— START Exercise inputs —
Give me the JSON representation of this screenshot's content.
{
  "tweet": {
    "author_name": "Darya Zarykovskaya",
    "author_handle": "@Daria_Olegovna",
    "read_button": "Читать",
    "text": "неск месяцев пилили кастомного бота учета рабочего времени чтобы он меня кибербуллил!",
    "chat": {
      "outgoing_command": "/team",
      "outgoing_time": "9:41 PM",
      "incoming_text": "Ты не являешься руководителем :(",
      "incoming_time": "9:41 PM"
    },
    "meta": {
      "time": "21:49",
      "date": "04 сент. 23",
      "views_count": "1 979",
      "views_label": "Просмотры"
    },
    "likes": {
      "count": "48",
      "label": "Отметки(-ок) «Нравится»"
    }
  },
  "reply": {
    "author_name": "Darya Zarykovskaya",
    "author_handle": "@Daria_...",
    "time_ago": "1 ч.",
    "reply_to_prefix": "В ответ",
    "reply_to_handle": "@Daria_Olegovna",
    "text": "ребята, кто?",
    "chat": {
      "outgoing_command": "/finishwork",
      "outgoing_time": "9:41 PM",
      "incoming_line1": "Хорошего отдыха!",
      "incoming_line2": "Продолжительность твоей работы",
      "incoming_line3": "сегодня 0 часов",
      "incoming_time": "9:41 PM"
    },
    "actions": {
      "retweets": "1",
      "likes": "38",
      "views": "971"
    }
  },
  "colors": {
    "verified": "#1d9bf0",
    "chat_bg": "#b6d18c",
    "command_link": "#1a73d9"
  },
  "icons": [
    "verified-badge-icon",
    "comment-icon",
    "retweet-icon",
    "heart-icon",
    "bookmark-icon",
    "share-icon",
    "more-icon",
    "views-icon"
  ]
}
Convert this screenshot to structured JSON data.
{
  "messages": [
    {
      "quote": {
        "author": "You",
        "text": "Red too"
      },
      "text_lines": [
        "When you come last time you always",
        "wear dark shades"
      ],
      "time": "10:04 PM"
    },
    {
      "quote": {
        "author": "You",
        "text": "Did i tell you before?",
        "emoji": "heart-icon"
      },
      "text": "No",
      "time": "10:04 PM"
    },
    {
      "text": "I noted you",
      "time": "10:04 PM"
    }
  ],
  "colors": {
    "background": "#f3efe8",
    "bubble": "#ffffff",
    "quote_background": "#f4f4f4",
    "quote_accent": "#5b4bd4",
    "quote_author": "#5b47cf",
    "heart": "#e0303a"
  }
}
— END Exercise inputs —
— START Exercise inputs —
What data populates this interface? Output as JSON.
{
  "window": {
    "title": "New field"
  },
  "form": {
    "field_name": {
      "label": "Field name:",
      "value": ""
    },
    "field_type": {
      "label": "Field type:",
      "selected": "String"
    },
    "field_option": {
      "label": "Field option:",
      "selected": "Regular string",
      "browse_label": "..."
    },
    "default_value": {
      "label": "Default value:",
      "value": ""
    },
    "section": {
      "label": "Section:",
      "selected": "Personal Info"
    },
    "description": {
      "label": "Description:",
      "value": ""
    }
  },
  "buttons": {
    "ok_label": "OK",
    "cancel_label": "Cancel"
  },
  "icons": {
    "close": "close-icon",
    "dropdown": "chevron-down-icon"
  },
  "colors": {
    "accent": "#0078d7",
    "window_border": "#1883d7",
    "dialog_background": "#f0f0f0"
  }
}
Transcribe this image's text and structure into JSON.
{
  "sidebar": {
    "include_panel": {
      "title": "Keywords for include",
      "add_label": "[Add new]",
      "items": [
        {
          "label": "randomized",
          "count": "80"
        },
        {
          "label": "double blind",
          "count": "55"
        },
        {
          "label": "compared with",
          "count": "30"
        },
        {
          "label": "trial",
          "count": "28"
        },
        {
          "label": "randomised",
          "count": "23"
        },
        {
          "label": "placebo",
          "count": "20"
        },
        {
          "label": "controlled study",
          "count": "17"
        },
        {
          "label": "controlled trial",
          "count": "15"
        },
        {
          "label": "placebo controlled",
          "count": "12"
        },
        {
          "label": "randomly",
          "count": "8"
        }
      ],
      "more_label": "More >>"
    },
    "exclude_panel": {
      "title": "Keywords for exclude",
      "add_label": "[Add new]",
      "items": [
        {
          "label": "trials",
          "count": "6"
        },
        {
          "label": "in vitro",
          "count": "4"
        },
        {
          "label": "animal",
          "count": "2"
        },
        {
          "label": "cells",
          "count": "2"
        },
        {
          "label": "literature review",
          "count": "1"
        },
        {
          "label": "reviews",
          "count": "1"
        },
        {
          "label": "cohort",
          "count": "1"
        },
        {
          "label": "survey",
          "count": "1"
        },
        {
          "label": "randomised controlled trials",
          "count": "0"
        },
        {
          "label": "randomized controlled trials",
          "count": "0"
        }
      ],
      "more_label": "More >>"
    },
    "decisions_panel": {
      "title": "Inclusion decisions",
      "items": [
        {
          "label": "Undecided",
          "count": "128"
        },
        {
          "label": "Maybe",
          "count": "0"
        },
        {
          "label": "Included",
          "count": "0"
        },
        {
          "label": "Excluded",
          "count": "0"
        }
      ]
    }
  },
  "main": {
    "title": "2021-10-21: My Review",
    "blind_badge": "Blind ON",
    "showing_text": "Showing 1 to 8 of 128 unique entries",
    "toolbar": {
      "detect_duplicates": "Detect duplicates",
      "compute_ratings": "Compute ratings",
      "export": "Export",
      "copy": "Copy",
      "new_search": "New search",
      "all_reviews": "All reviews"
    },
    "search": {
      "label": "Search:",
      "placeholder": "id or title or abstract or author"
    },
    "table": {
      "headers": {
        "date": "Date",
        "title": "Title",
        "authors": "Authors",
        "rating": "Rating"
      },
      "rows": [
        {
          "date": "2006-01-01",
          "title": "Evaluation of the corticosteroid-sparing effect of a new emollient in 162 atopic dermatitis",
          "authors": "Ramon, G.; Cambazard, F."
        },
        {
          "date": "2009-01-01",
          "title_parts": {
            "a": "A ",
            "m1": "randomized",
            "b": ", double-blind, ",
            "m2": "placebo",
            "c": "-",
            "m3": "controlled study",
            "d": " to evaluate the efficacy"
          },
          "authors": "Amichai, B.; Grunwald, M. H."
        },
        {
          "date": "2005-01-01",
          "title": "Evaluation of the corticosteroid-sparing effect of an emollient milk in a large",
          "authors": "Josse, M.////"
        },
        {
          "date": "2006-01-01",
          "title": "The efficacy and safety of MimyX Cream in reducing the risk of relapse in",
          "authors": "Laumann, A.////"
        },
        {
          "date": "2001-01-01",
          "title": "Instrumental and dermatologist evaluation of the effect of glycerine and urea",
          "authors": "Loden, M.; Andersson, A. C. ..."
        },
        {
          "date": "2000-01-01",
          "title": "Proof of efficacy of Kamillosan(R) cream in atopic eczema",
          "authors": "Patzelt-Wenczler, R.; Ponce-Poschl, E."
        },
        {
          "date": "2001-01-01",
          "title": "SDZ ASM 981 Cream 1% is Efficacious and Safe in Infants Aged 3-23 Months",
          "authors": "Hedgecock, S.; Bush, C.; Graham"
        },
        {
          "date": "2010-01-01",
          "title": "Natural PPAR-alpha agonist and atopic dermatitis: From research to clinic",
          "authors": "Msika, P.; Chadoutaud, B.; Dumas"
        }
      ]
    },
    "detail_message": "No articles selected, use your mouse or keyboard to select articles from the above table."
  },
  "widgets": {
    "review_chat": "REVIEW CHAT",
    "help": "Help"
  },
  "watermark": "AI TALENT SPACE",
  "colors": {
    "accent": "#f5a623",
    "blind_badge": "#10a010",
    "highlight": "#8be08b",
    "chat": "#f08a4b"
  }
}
— END Exercise inputs —
▶ Task to carry out: How many lines in the records above contain the word "verified"? Reply with the number alone.

▶ Worked answer: 2